> _Reading text_:
Letter to a Novice Oblate (I)

This is the first of a series of letters that I will be writing to the Oblates of the Monastery of Our Lady of the Cenacle. I decided to address myself in these letters to each Oblate individually as well as to the entire growing Oblate family. The aim of these letters is to answer various questions that have arisen, and to offer something in the way of ghostly counsel to those who have a right to expect it from me.
IMG_0881_-_Perugia_-_Cappella_di_San_Severo_(Raffaello)_-_Foto_G._Dall'Orto_-_5_ago_2006.jpg

In the Church of San Severo in Perugia: a fresco by Raffaello (1505) depicting the Most Holy Trinity with Saints Maurus, Placid, and Benedict. Sadly, over time, the image of the Eternal Father has disappeared from the fresco.
Oblatus est quia ipse voluit.
“He was offered because it was his own will.” Isaiah 53:7

My very dear Novice Oblate,
Turning and Returning to God
As your father in Christ, I am bound to offer you something in the way of instruction and guidance as you undertake the Benedictine journey of return to God. I’m writing to you today on the feast of the Conversion of Saint Paul: a feast of turning, and returning to God in Christ, that effectively sums up the vocation of the monk and of the Oblate.
Becoming an Oblate
I wish that I could write to each one of you individually. Please accept instead, from time to time, my reflections on what it means to become — and to be — an Oblate of our monastery. I will often allude to the text of the Holy Rule in these reflections. Take the time to open your copy of the Rule and to read the references that I will provide.
Your Oblation
The word Oblate means someone or something offered irrevocably to God. An Oblation is the solemn making-over to God of a person or thing, in such wise that the person or thing, once offered, belongs to God alone. By becoming an Oblation, such a person or thing has passed out of what is ephemeral and corruptible into the heavenly sanctuary beyond the veil “where the forerunner Jesus is entered for us, made a high priest for ever according to the order of Melchisedech.”(Hebrews 6:19)
A Little Hand on the Altar
When Roman parents would bring their sons to Saint Benedict, offering them to God, as the child Samuel was offered to the priest Heli for a life of Divine Service in the Temple (cf. 1 Kings3:1-10), they participated in a sacred rite of Oblation at the monastery. The rite took place during Holy Mass. Saint Benedict would wrap the hand of the child being offered in the altar cloth upon which the Body of Christ would rest, signifying the child’s identification with Christ Jesus in His perpetual offering to the Father.

> _Provided data_:
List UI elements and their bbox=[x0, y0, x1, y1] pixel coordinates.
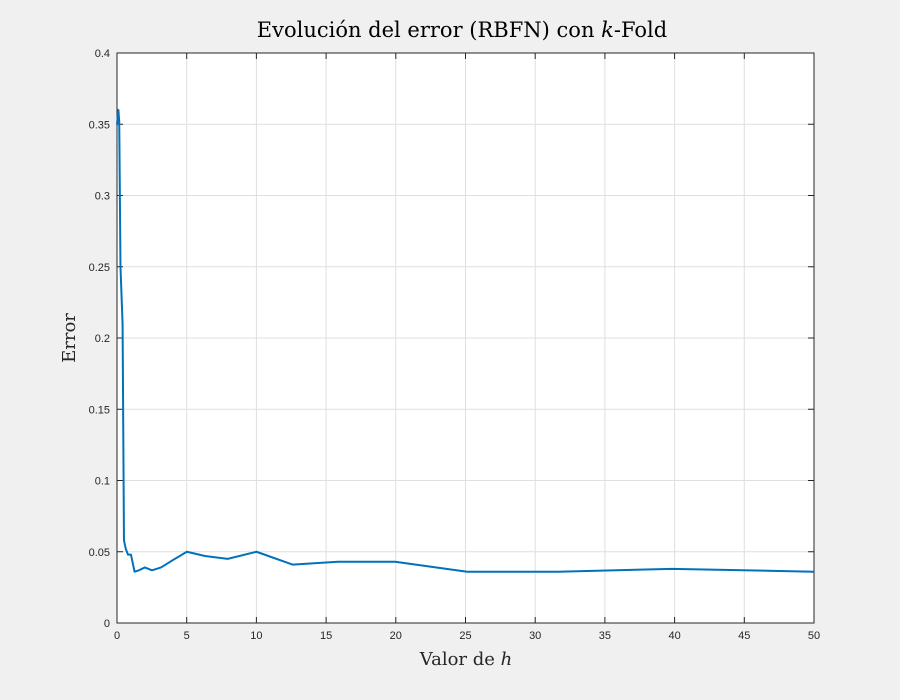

> _To-do list_:
a – According to the letter to a novice Oblate, on which feast day was the letter written?
b – Reproduce the letter word for word from "A Little Hand" to "to the Father.".

> _Responses for each task_:
a – It was written on the feast of the Conversion of Saint Paul.

b –
A Little Hand on the Altar
When Roman parents would bring their sons to Saint Benedict, offering them to God, as the child Samuel was offered to the priest Heli for a life of Divine Service in the Temple (cf. 1 Kings3:1-10), they participated in a sacred rite of Oblation at the monastery. The rite took place during Holy Mass. Saint Benedict would wrap the hand of the child being offered in the altar cloth upon which the Body of Christ would rest, signifying the child’s identification with Christ Jesus in His perpetual offering to the Father.